» Your instructions
Pick out every line with the word "Controller" and copy it.

» Supplied data
◇ ◇ ◇ ◇ ◇ ◇ ◇
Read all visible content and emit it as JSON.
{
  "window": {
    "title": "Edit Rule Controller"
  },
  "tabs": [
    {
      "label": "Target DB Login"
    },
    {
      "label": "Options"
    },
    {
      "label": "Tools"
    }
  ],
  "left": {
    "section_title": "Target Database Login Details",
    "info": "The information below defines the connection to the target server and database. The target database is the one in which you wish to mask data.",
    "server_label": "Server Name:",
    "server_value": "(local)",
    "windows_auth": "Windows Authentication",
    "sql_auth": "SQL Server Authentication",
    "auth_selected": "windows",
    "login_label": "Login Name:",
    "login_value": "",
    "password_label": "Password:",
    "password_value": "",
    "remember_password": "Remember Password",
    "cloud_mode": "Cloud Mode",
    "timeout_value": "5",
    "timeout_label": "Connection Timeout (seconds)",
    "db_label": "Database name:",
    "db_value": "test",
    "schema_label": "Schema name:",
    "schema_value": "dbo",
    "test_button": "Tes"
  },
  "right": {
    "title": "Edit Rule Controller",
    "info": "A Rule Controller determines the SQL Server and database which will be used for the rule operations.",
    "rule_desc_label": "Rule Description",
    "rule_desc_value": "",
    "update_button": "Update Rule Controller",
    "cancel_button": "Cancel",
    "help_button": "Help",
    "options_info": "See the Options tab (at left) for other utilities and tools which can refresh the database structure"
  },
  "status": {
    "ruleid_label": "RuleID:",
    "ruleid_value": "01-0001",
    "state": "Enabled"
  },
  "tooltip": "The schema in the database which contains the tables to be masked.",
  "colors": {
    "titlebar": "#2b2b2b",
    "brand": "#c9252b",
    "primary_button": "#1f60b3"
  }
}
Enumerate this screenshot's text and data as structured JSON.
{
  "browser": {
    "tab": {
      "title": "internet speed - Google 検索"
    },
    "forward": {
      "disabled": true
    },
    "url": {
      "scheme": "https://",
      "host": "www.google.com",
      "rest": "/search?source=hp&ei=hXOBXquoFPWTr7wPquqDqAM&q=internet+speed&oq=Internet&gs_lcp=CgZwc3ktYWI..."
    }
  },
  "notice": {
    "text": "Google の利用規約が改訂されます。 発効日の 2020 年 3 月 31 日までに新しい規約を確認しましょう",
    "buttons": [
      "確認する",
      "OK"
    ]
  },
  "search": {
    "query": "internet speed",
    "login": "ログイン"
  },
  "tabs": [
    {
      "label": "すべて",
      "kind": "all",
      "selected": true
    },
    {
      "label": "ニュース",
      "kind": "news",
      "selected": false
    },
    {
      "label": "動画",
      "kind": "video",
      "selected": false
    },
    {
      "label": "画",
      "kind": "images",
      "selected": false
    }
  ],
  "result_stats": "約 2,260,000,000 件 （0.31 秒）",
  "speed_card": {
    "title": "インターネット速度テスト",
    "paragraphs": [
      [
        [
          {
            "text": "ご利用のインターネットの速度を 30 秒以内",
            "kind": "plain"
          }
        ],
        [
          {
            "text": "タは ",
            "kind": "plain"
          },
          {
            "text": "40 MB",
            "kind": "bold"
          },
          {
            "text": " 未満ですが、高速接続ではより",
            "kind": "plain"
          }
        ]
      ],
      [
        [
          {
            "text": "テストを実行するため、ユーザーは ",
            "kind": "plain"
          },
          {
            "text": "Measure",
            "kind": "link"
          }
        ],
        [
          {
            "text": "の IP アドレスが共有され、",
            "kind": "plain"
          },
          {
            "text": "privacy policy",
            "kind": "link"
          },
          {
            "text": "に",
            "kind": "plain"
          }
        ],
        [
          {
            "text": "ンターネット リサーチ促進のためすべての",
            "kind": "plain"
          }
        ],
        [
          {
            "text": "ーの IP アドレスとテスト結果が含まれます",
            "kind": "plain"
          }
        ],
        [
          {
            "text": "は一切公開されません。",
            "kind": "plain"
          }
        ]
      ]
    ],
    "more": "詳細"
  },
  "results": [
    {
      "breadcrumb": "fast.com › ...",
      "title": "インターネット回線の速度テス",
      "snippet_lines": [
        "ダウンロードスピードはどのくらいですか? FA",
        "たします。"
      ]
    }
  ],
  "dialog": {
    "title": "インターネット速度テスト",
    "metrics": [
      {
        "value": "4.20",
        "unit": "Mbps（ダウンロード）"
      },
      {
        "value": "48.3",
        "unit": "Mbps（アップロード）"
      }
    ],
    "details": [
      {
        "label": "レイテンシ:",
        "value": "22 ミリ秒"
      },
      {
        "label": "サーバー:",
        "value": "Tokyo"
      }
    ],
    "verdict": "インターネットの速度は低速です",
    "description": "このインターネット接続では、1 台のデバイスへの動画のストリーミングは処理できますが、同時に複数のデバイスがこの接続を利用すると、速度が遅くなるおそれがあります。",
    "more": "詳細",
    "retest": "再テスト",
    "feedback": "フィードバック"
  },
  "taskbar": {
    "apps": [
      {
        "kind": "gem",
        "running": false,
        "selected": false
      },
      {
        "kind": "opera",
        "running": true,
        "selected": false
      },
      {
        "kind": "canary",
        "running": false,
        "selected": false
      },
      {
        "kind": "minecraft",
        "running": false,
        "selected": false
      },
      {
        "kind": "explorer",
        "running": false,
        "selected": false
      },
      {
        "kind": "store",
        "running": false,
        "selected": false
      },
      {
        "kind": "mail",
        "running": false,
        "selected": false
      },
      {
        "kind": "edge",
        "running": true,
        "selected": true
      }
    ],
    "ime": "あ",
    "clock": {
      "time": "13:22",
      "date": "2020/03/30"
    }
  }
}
◇ ◇ ◇ ◇ ◇ ◇ ◇
» Task response
    "title": "Edit Rule Controller"
    "title": "Edit Rule Controller",
    "info": "A Rule Controller determines the SQL Server and database which will be used for the rule operations.",
    "update_button": "Update Rule Controller",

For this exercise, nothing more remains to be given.